*Input records*:
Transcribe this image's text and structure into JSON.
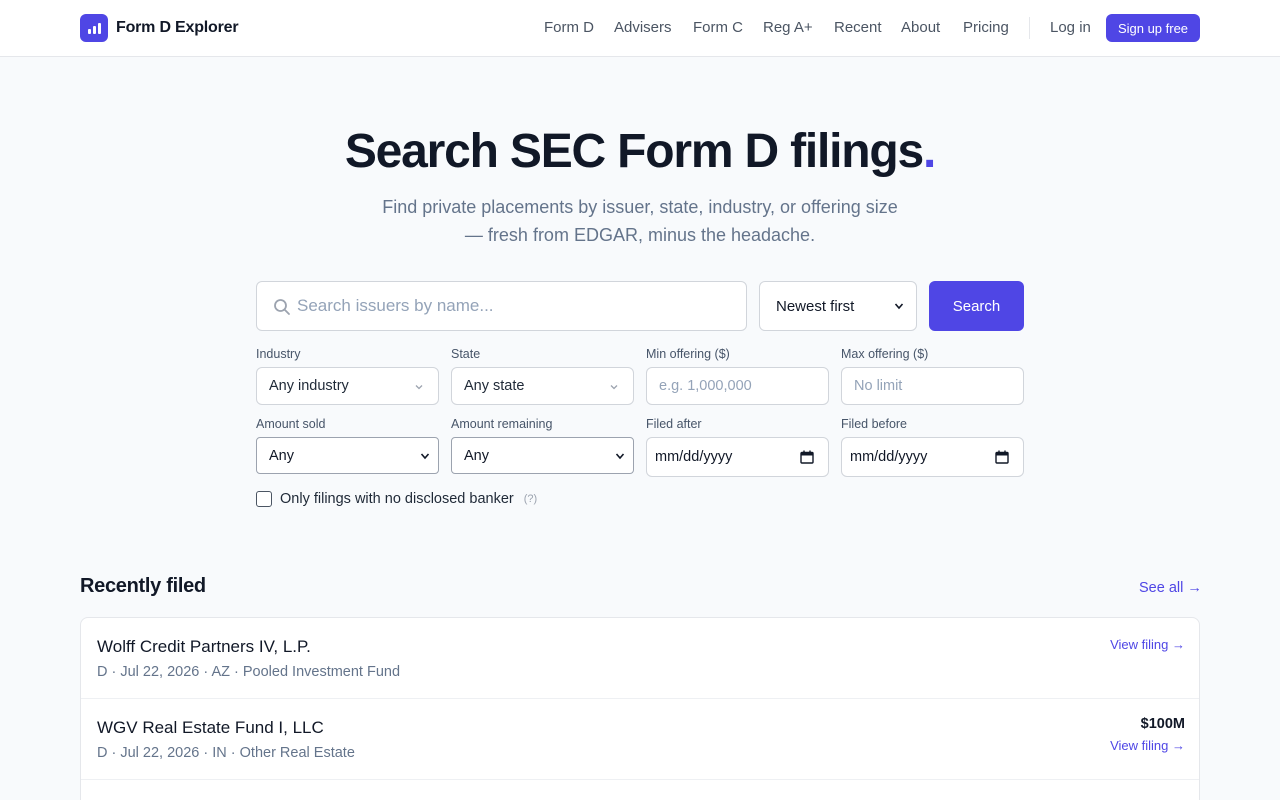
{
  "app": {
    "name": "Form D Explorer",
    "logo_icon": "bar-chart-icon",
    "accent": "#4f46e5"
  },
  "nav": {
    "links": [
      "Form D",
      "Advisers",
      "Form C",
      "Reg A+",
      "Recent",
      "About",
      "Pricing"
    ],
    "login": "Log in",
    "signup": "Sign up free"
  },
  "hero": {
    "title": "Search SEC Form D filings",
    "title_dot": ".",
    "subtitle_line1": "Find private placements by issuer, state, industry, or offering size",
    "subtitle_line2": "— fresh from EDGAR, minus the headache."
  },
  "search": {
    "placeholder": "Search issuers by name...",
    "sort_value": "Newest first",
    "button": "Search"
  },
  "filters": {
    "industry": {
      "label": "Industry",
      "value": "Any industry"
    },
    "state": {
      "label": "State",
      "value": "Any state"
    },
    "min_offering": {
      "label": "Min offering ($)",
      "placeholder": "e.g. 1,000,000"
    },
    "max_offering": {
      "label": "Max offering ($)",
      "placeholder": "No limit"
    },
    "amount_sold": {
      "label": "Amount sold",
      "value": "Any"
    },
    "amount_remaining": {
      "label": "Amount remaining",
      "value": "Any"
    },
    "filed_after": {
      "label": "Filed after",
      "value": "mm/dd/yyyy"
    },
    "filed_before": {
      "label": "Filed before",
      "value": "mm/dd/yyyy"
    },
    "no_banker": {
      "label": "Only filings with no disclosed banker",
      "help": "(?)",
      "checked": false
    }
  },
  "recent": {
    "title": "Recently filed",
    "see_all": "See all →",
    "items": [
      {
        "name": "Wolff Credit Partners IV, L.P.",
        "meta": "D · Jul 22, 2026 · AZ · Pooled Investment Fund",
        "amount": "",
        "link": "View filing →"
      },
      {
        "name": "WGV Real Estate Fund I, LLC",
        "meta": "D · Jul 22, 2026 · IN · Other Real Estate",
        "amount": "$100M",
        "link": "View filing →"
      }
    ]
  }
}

* * *

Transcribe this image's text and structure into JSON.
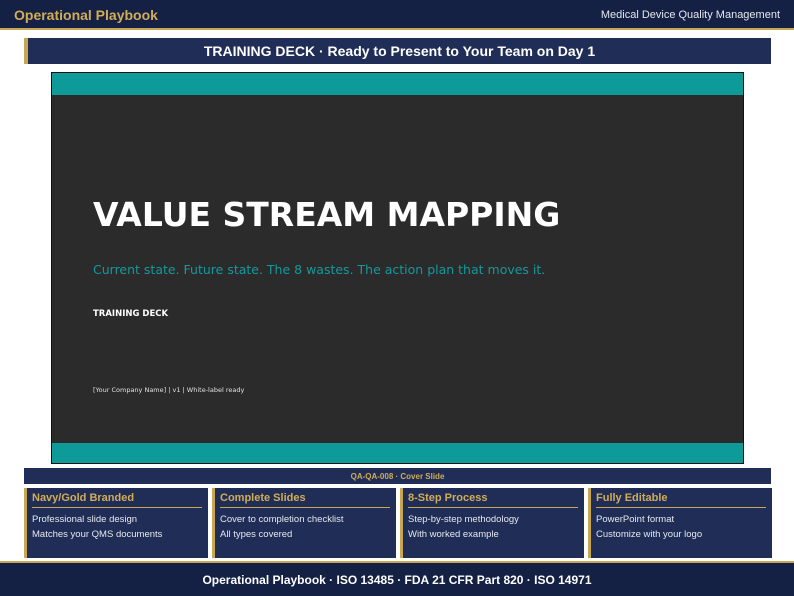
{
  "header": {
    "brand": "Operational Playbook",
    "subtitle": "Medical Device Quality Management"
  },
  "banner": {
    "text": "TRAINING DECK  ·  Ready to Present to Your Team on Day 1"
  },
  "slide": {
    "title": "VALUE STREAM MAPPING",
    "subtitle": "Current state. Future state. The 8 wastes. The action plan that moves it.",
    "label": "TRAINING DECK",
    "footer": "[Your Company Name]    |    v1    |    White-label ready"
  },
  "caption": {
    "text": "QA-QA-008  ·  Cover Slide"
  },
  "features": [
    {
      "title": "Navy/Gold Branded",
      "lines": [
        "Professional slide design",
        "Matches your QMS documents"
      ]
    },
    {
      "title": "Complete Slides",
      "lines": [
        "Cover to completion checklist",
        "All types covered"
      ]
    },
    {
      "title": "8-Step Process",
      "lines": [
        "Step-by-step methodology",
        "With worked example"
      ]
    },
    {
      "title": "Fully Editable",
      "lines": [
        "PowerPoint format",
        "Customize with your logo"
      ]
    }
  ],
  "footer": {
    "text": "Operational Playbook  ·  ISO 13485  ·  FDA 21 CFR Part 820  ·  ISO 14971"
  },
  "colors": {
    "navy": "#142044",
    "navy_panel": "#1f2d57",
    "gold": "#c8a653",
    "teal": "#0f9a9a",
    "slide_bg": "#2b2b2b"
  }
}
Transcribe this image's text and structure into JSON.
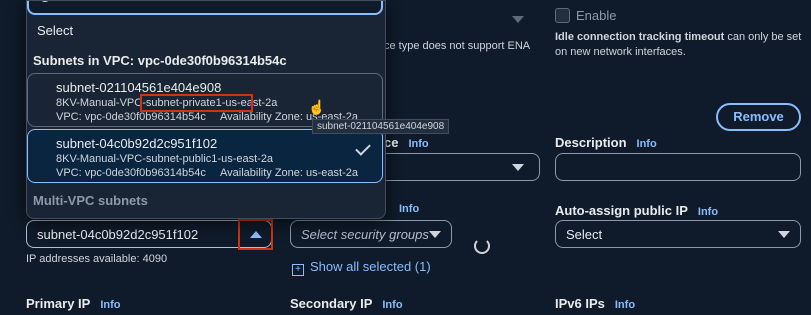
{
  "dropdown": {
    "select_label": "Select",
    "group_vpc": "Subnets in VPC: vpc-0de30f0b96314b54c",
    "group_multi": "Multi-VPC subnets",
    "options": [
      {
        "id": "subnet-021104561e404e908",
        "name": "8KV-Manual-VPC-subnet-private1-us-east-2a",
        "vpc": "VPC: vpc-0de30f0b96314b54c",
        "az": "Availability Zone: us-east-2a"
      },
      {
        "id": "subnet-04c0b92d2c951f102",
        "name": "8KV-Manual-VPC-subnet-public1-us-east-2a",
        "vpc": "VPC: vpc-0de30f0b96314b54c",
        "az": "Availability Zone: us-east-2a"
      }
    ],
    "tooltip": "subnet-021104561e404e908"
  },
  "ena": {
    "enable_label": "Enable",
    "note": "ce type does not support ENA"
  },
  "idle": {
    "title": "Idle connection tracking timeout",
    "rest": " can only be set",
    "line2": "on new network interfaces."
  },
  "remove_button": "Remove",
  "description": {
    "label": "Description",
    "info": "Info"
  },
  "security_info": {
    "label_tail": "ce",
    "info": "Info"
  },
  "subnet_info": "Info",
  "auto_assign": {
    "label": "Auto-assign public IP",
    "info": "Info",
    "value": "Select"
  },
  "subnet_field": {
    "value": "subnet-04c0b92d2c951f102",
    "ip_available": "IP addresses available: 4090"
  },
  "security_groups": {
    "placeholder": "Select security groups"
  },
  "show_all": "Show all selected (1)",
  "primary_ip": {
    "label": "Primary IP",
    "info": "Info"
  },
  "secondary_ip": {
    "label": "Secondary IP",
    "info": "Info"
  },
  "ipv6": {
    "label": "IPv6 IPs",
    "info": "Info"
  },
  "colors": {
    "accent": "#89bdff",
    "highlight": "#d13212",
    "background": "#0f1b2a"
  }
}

...

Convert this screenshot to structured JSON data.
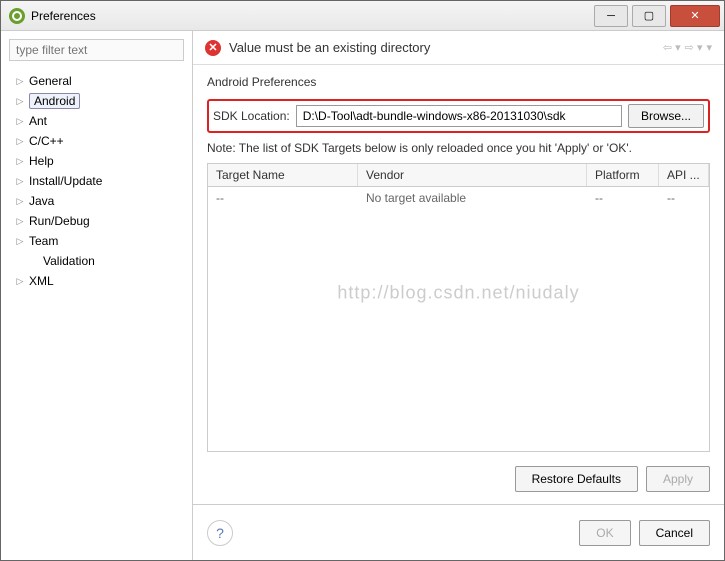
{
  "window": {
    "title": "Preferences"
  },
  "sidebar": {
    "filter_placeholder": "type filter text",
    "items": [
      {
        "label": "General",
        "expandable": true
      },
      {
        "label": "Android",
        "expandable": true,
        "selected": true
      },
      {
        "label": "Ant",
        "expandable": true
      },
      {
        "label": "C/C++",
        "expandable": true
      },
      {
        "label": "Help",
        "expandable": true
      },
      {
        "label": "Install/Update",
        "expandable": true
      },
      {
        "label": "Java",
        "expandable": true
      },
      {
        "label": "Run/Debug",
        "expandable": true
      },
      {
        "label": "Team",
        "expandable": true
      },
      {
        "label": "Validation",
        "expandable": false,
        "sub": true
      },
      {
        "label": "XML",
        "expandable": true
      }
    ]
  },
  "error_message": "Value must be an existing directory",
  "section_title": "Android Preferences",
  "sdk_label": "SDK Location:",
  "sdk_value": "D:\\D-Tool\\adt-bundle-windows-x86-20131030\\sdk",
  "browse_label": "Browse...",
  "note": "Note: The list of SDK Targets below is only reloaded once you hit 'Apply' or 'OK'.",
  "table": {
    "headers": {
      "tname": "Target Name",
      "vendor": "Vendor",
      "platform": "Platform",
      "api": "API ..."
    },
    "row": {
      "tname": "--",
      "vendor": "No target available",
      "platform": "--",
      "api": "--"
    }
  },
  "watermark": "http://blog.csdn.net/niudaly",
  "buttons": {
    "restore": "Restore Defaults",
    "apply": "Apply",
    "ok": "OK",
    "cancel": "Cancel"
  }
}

*Exercise*:
Pull out all lines containing "Playbook".

*Correct answer*:
    "brand": "Operational Playbook",
    "text": "Operational Playbook  ·  ISO 13485  ·  FDA 21 CFR Part 820  ·  ISO 14971"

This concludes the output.